Entries supplied:
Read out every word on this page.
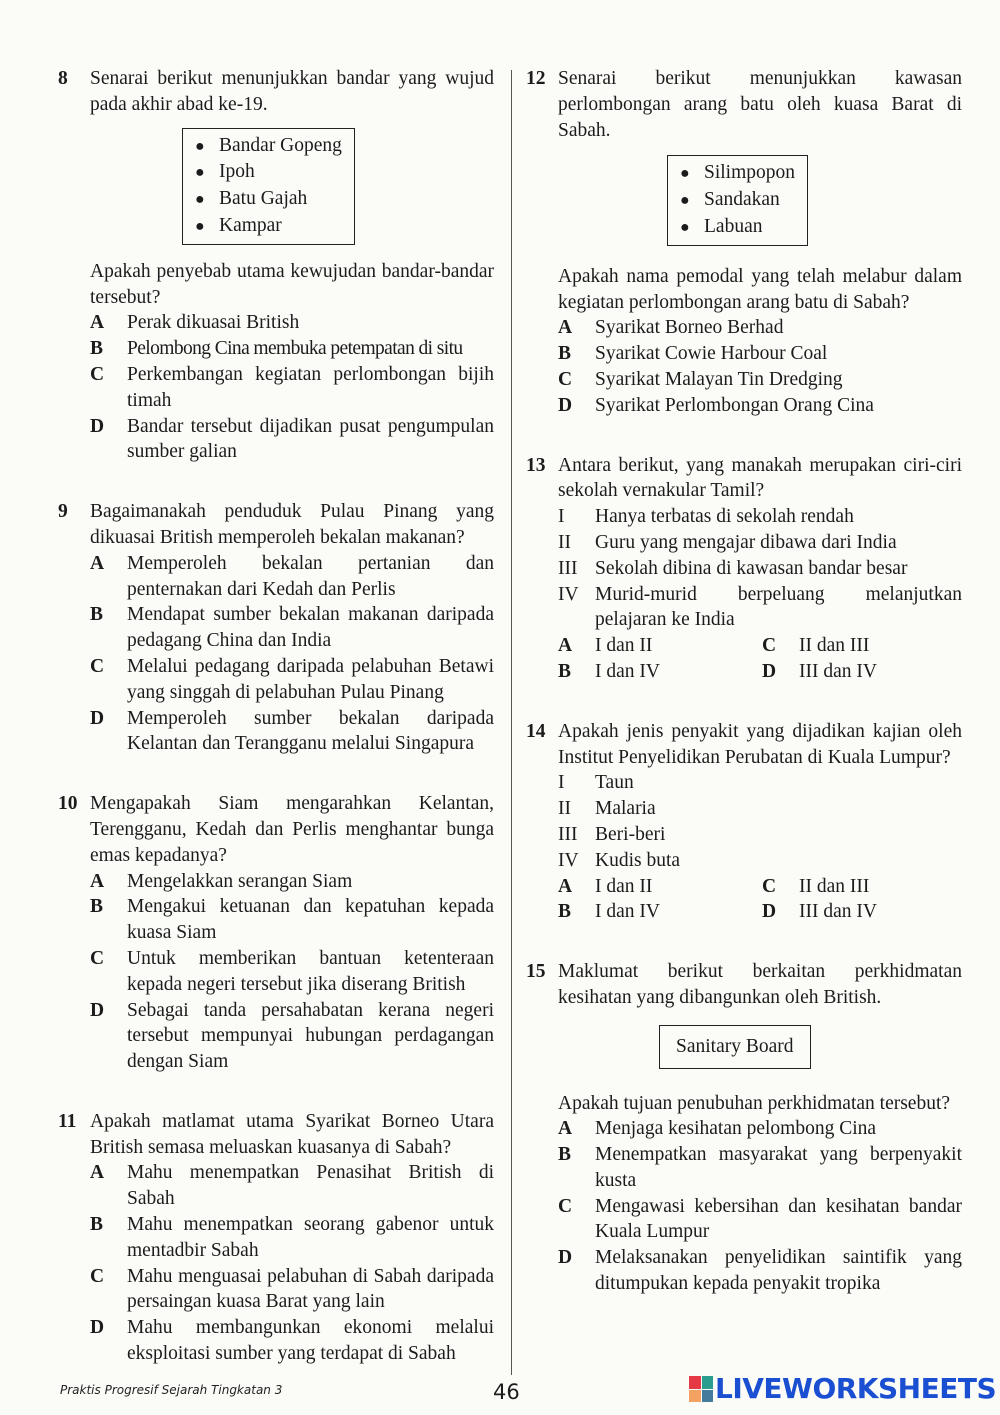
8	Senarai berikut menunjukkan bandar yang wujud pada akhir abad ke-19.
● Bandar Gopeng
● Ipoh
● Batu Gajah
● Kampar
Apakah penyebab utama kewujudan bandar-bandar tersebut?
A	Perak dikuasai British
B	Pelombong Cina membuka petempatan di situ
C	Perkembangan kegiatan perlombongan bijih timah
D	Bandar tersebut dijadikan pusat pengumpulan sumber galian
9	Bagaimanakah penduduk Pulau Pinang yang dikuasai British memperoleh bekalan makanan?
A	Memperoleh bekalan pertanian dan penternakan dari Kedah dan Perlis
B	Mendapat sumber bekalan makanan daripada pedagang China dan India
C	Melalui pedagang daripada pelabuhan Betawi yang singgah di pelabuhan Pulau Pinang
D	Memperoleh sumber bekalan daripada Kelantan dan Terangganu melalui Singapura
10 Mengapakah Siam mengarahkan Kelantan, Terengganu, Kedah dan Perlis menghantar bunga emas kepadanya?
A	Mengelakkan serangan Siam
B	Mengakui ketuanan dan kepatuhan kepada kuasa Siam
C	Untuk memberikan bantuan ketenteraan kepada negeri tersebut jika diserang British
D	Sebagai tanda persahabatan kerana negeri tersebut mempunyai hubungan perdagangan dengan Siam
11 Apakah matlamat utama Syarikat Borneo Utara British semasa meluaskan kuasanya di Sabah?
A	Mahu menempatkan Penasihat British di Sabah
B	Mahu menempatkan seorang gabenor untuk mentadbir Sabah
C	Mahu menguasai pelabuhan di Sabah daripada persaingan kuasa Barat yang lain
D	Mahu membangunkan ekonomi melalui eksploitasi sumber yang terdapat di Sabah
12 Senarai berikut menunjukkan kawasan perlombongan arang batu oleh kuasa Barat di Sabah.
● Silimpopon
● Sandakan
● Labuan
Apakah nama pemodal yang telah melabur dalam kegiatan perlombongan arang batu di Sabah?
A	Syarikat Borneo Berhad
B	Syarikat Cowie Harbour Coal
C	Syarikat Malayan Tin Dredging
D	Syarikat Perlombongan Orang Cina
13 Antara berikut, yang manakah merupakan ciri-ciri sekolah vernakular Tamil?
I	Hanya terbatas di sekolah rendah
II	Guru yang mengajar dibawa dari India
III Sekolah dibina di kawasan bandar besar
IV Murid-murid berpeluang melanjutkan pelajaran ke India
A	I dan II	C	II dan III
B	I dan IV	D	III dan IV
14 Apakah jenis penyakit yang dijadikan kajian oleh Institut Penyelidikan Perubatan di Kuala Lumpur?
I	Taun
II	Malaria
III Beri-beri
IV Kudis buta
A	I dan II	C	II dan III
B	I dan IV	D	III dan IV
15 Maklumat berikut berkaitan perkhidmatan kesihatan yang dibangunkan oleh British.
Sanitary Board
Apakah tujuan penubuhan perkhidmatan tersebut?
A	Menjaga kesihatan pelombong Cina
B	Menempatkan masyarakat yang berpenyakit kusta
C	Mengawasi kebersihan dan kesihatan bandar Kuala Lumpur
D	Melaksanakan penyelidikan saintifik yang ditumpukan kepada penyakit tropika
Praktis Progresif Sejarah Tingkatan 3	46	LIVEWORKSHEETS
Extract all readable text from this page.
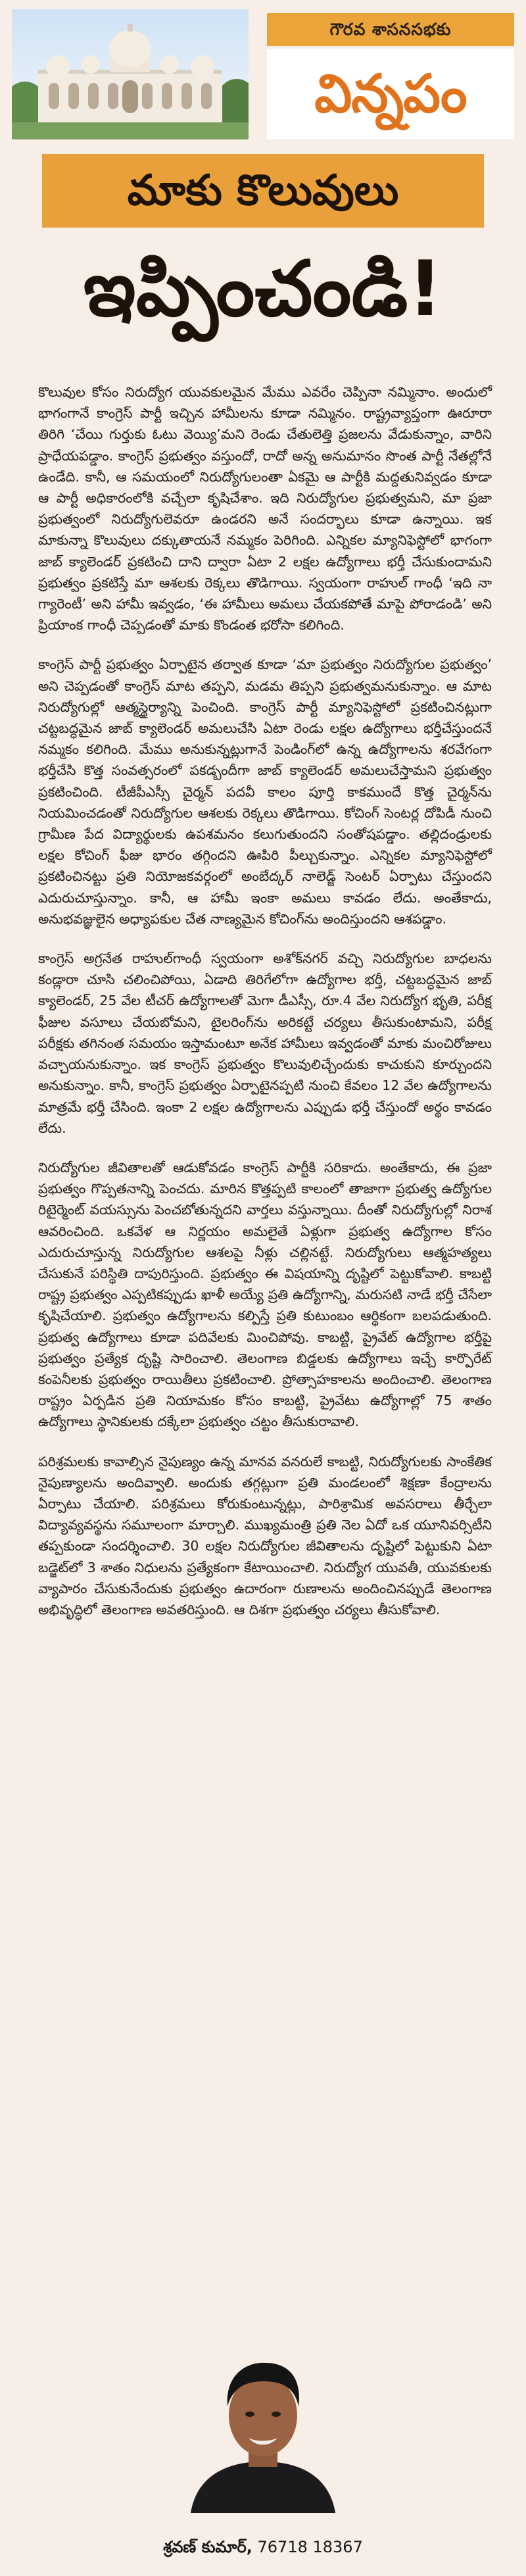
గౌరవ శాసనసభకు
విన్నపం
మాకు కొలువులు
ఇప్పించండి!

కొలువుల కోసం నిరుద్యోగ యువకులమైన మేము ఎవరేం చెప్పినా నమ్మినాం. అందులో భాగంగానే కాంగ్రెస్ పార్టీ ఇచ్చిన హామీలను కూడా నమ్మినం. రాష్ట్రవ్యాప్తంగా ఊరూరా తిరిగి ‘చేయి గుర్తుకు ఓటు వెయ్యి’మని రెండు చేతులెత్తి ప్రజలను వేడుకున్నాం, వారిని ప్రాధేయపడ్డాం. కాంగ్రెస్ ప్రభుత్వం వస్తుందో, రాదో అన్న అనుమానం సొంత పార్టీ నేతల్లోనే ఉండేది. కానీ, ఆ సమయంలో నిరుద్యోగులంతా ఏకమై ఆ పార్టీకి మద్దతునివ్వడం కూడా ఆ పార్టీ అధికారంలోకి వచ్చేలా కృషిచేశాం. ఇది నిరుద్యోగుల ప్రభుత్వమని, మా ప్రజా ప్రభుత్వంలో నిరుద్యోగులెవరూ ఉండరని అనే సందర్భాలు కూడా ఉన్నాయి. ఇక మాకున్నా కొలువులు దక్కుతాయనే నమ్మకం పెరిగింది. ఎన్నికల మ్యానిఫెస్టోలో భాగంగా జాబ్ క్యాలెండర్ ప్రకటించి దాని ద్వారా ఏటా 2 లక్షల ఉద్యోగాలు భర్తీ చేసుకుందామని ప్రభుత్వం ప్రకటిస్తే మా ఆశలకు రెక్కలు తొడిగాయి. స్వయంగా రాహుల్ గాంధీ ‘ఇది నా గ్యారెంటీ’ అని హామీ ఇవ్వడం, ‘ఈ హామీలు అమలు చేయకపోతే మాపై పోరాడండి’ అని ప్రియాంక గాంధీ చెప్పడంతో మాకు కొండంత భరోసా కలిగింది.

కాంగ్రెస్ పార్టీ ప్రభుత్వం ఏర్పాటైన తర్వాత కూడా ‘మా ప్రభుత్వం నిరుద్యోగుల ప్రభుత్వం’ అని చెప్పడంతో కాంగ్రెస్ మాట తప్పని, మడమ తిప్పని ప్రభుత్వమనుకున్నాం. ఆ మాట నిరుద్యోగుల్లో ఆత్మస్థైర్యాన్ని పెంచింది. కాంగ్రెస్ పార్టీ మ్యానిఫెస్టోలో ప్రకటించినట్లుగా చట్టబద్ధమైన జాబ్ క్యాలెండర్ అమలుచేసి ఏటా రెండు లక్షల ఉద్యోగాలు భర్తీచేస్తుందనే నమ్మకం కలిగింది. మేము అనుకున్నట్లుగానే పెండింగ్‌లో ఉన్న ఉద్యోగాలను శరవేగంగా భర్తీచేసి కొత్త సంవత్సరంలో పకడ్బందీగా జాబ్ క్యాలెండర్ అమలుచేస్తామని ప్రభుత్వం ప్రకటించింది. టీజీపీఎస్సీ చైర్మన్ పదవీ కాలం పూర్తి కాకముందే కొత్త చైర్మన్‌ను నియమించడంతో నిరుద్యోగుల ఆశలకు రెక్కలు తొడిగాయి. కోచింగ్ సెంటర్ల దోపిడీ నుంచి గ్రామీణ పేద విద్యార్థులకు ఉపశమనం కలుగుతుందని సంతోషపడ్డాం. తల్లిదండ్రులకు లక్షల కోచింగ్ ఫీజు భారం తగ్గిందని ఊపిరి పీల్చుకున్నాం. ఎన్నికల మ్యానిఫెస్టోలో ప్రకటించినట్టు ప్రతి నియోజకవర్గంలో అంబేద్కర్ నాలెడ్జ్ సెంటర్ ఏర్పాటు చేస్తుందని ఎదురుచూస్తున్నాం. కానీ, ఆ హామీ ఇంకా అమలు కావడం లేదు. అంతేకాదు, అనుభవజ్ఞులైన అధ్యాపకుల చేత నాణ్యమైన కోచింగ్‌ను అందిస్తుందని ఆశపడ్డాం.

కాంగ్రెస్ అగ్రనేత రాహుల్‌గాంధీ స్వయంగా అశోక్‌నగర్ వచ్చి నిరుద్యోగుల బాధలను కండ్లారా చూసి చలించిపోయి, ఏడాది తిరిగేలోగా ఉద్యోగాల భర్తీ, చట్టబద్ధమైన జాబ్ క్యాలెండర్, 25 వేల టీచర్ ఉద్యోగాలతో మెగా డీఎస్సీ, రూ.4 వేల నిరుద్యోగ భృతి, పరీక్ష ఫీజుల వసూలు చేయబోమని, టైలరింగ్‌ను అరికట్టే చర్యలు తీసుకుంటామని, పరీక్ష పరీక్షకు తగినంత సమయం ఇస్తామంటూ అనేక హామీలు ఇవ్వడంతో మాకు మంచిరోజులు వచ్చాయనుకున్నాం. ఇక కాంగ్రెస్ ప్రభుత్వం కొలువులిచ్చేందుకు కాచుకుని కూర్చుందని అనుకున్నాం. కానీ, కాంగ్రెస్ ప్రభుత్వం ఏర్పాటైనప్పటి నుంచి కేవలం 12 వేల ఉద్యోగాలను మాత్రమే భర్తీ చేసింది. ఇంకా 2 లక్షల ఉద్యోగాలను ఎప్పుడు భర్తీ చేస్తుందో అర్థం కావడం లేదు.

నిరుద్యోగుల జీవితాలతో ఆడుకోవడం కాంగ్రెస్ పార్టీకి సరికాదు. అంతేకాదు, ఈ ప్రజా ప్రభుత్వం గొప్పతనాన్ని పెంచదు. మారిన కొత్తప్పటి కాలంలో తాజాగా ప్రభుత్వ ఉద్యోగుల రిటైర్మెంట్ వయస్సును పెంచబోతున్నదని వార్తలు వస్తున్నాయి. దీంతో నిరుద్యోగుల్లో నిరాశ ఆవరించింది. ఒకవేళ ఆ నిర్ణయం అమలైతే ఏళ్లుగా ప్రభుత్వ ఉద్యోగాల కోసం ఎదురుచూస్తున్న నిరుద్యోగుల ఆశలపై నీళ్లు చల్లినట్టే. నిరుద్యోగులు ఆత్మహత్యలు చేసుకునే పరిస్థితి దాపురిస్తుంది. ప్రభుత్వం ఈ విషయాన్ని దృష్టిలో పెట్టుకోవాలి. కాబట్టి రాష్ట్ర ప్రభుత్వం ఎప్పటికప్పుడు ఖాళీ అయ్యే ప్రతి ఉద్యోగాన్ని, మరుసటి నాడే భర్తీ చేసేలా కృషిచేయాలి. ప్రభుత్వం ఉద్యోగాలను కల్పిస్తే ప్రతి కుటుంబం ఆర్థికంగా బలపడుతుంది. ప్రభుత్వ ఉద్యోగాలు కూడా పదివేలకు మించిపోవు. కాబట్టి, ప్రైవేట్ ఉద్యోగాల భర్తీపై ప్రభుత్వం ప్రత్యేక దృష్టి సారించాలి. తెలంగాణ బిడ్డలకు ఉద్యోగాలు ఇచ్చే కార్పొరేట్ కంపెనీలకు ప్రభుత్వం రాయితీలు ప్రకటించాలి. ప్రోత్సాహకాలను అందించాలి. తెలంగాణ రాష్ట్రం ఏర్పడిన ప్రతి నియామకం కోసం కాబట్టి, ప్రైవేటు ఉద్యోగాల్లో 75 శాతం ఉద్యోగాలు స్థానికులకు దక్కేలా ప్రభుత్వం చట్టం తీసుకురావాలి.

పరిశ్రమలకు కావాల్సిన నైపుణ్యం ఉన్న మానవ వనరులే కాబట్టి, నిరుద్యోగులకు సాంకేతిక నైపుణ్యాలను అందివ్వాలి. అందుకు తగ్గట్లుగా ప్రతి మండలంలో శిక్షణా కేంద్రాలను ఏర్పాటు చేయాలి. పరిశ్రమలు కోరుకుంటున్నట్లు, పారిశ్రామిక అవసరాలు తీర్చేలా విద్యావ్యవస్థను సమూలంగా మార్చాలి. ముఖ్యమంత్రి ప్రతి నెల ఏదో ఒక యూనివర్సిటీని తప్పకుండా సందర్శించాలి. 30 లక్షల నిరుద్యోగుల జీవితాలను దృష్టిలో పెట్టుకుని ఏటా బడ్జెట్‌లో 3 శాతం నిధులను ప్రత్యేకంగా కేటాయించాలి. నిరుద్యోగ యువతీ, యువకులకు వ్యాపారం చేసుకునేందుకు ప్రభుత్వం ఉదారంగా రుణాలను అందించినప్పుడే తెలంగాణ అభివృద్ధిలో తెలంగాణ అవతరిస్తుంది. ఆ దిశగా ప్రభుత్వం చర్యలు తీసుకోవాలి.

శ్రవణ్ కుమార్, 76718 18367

The request: Take every line containing the word "Senarai" and copy it.

Written answer:
8	Senarai berikut menunjukkan bandar yang wujud pada akhir abad ke-19.
12 Senarai berikut menunjukkan kawasan perlombongan arang batu oleh kuasa Barat di Sabah.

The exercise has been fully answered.